Entries from a dataset:
□ □ □ □

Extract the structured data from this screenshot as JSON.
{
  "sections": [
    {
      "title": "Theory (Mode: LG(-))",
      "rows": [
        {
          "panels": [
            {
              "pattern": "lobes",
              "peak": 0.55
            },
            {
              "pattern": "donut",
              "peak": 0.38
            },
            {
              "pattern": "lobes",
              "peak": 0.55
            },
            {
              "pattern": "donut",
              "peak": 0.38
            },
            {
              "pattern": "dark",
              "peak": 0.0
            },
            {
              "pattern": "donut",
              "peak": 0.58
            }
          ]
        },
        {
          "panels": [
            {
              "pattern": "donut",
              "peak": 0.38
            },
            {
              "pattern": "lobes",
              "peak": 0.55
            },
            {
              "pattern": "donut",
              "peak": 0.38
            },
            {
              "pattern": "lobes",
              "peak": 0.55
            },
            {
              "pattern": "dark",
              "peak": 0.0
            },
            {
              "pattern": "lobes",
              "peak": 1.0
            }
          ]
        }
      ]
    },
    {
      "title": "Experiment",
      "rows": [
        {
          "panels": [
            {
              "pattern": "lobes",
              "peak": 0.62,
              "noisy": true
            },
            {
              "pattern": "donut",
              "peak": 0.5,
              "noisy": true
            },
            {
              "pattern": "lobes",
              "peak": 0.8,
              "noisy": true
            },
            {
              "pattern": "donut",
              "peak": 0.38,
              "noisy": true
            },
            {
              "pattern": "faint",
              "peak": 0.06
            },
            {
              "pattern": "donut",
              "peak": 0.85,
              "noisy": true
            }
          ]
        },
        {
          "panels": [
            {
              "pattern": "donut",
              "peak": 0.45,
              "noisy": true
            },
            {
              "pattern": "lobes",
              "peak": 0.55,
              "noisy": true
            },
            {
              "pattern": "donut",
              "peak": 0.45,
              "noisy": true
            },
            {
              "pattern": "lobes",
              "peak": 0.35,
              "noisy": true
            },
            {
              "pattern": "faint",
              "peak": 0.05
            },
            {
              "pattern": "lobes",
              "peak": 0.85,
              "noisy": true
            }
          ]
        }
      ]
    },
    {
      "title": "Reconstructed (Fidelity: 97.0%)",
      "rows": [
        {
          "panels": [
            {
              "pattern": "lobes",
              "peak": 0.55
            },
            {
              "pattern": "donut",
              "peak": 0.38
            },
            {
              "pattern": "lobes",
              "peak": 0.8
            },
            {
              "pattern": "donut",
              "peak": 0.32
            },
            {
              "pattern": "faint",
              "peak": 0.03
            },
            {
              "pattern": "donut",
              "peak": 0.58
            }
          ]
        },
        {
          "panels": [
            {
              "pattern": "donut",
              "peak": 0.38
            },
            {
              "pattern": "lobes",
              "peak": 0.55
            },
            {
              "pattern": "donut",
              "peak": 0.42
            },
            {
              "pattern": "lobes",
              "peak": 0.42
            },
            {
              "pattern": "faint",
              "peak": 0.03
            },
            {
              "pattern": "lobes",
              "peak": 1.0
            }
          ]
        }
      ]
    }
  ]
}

□ □ □ □

EXERCISE GOAL: Search the lines above for the string "title" and copy each line that has it.

EXERCISE RESULT:
      "title": "Theory (Mode: LG(-))",
      "title": "Experiment",
      "title": "Reconstructed (Fidelity: 97.0%)",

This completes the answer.